**JOB**. Copy the lines below exactly, from the first line through the line with "y-tick-label: 10 [54,67,72,84]", including both ends.

Dataset records
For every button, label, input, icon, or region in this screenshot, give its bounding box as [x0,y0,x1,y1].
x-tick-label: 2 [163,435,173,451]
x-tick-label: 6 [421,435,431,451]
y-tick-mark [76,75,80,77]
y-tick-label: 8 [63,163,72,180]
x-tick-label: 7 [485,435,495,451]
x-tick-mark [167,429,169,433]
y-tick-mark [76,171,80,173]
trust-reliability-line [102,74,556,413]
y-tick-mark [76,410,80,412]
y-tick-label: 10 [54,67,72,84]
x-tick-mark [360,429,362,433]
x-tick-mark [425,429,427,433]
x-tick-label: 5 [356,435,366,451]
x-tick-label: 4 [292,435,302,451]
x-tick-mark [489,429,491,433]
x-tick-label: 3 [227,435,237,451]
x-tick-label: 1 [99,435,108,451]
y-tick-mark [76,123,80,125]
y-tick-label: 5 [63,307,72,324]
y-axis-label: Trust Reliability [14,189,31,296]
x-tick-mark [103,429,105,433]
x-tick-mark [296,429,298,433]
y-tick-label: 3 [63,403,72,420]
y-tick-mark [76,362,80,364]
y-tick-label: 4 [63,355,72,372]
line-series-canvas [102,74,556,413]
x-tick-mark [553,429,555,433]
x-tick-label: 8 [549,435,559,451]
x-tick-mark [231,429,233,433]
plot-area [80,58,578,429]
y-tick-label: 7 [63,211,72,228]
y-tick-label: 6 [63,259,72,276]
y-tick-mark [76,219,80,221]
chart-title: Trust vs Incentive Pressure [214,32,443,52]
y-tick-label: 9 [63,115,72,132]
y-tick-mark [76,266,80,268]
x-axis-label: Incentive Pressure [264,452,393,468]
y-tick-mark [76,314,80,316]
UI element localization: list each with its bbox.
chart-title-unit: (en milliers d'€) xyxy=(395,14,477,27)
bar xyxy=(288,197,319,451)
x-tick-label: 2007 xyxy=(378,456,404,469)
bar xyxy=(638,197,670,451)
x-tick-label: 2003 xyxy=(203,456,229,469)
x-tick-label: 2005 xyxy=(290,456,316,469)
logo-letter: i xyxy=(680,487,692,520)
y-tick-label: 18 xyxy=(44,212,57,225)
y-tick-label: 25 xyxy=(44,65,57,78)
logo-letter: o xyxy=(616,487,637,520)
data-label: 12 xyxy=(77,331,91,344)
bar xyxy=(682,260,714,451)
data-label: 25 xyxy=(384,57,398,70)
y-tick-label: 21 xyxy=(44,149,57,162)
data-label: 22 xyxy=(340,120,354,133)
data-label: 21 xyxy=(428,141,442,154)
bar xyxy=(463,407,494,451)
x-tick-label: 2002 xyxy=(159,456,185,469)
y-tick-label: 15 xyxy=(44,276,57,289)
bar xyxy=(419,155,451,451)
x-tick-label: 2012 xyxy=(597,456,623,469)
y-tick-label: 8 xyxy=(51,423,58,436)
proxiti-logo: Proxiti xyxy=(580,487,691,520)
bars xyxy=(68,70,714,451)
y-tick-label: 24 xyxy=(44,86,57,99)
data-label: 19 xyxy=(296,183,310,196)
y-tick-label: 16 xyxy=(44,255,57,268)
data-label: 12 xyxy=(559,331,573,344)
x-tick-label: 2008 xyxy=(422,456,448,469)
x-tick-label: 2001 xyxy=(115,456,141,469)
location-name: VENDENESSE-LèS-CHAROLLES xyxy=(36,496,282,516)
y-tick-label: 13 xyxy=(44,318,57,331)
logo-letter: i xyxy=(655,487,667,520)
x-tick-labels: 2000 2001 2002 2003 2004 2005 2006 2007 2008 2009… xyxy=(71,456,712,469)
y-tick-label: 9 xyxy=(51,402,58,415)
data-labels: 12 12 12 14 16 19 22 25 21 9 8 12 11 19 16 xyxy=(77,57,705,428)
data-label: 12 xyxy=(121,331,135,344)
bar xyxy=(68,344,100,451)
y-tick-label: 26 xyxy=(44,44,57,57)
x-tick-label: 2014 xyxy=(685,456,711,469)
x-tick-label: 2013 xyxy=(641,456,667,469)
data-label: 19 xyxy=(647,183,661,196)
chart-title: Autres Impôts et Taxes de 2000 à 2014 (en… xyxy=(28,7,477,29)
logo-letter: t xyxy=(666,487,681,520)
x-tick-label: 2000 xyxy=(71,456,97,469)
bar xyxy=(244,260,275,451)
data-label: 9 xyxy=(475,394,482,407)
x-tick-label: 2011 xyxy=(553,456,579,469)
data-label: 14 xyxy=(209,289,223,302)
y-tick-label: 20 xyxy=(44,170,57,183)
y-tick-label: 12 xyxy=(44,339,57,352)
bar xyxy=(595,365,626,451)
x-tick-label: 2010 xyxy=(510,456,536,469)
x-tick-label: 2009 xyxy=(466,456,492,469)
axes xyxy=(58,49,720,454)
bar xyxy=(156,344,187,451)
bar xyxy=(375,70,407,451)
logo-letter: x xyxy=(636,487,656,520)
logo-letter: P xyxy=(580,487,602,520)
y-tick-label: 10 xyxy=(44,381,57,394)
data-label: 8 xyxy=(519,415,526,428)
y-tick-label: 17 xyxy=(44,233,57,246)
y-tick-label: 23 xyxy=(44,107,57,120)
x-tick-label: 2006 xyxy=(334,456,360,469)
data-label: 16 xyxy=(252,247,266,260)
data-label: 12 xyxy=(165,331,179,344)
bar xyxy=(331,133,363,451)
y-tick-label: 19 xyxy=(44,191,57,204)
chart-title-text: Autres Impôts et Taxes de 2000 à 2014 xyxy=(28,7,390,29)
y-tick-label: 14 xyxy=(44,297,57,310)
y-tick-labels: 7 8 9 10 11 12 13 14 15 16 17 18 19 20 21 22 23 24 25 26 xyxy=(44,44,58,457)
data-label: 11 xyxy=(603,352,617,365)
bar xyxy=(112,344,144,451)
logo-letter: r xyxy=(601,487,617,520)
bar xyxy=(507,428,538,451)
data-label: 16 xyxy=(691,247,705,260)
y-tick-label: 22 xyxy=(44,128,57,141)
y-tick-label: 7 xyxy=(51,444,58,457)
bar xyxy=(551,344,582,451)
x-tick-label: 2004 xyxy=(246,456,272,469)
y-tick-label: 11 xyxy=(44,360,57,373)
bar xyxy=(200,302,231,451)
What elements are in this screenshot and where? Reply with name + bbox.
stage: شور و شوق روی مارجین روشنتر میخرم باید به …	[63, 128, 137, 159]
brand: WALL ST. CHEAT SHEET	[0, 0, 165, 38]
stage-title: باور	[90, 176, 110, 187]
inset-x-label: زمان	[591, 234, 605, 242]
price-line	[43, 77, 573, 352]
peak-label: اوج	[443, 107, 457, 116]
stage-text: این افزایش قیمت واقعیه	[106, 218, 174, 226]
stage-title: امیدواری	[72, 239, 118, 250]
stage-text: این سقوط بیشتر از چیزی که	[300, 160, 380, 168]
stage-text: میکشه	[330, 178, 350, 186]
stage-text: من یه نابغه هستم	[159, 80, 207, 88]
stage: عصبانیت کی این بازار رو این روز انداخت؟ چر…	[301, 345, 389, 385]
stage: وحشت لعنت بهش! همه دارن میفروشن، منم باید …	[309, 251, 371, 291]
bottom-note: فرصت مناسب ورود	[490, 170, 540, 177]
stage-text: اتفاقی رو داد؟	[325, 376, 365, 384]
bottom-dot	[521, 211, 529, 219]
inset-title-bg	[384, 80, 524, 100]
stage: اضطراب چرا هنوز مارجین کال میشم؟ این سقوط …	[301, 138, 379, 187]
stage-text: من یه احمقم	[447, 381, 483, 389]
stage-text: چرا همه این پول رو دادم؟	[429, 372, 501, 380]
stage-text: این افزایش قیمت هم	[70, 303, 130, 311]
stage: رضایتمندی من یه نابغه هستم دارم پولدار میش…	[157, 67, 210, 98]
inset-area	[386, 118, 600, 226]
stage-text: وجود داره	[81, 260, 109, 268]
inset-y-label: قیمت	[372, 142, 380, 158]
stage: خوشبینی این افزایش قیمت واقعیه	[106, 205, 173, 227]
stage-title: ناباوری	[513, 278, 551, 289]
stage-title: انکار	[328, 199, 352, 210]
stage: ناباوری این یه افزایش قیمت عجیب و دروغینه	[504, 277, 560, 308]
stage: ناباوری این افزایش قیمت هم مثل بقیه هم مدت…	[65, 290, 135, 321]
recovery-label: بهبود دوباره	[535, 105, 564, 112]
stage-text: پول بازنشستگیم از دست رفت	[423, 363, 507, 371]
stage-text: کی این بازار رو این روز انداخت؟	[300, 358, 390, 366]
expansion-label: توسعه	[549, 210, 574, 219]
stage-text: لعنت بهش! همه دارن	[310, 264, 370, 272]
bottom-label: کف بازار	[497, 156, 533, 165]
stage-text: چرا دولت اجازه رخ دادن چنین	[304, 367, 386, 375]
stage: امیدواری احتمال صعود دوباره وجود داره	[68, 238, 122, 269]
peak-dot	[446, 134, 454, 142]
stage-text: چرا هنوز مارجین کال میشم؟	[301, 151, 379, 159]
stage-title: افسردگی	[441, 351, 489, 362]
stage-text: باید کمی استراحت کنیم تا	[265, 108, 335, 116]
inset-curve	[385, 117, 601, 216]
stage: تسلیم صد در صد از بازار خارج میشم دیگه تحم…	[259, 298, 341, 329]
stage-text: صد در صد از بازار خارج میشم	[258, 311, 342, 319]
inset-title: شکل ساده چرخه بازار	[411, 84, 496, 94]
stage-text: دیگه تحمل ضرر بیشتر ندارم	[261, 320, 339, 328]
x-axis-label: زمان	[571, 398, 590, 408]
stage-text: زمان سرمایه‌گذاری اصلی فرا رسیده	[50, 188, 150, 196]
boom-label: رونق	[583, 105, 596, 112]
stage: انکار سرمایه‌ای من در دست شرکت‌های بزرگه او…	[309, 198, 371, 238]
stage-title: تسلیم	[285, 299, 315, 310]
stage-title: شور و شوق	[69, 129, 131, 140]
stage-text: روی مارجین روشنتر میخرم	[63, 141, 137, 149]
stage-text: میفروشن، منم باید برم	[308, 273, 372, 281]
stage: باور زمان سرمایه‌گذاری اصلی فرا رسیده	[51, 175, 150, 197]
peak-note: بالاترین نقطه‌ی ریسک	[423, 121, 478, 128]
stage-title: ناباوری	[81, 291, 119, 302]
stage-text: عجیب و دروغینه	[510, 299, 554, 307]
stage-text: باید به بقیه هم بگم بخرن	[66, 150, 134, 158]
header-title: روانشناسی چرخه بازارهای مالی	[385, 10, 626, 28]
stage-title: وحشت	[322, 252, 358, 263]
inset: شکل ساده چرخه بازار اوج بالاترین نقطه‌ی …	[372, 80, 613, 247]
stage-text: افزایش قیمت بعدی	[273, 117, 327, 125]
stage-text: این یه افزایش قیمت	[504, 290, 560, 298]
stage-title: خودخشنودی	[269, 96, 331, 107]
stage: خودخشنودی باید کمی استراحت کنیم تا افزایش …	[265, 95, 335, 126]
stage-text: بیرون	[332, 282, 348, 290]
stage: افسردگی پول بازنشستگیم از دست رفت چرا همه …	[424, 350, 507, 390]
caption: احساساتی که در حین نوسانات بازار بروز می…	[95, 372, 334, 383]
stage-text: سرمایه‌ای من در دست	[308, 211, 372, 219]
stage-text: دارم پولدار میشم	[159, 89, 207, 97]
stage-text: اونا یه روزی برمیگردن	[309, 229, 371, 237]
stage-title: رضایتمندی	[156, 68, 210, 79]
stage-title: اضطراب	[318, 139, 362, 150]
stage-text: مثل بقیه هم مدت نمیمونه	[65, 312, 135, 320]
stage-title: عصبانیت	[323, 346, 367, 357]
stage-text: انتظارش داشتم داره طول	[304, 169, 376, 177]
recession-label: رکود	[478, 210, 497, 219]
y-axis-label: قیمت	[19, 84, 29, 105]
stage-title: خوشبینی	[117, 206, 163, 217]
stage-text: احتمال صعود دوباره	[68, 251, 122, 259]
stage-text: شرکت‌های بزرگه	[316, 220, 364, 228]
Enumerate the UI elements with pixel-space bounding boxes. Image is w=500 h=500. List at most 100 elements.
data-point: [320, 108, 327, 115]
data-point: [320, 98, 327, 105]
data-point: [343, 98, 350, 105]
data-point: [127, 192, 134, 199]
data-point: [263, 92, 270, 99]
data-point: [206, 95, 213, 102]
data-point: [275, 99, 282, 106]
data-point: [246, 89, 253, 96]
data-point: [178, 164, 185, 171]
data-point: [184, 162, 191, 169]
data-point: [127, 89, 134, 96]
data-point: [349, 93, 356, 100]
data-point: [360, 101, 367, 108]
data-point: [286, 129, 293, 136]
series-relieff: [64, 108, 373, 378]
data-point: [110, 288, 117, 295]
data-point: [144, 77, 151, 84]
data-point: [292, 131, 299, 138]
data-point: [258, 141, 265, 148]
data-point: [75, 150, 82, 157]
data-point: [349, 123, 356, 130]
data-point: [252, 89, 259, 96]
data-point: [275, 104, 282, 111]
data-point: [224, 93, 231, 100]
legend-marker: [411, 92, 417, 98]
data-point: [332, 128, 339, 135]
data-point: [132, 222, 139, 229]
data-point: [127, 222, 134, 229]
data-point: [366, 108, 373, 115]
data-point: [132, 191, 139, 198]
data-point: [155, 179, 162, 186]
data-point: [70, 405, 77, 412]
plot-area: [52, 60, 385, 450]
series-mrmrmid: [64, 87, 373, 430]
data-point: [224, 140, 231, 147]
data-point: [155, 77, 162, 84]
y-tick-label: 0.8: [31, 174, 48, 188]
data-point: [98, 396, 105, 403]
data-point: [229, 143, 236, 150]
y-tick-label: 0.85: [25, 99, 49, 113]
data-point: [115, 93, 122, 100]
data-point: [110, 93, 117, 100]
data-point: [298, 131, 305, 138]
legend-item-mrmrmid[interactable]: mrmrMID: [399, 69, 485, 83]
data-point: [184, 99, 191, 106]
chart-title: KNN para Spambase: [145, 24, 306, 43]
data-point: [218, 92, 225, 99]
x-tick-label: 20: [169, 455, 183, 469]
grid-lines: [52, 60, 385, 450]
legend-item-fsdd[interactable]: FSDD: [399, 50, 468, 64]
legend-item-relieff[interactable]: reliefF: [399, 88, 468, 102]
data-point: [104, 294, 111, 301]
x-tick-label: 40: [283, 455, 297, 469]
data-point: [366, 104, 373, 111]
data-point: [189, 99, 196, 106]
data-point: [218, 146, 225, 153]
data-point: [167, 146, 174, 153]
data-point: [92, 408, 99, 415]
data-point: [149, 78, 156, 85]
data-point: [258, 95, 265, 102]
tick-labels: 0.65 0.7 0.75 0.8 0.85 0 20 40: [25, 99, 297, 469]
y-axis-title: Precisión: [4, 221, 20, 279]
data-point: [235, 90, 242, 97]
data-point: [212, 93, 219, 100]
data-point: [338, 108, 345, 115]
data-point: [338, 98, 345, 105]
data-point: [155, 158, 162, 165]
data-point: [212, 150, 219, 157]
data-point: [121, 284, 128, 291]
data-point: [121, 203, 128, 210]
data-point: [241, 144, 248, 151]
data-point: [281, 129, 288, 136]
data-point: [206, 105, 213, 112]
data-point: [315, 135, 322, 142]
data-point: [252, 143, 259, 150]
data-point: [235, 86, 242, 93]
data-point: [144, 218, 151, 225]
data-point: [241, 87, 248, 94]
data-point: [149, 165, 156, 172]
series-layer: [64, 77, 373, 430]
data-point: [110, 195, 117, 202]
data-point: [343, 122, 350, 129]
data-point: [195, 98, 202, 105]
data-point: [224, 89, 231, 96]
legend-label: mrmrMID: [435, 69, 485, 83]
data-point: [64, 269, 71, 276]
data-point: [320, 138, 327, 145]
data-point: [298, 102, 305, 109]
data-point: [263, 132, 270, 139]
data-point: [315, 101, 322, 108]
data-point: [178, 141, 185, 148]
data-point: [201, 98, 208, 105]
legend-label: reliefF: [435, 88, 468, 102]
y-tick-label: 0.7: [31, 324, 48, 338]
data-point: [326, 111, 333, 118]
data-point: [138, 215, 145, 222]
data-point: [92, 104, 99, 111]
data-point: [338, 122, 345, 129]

**TASK RESULT**.
For every button, label, input, icon, or region in this screenshot, give its bounding box as [x0,y0,x1,y1].
x-tick-label: 2 [163,435,173,451]
x-tick-label: 6 [421,435,431,451]
y-tick-mark [76,75,80,77]
y-tick-label: 8 [63,163,72,180]
x-tick-label: 7 [485,435,495,451]
x-tick-mark [167,429,169,433]
y-tick-mark [76,171,80,173]
trust-reliability-line [102,74,556,413]
y-tick-mark [76,410,80,412]
y-tick-label: 10 [54,67,72,84]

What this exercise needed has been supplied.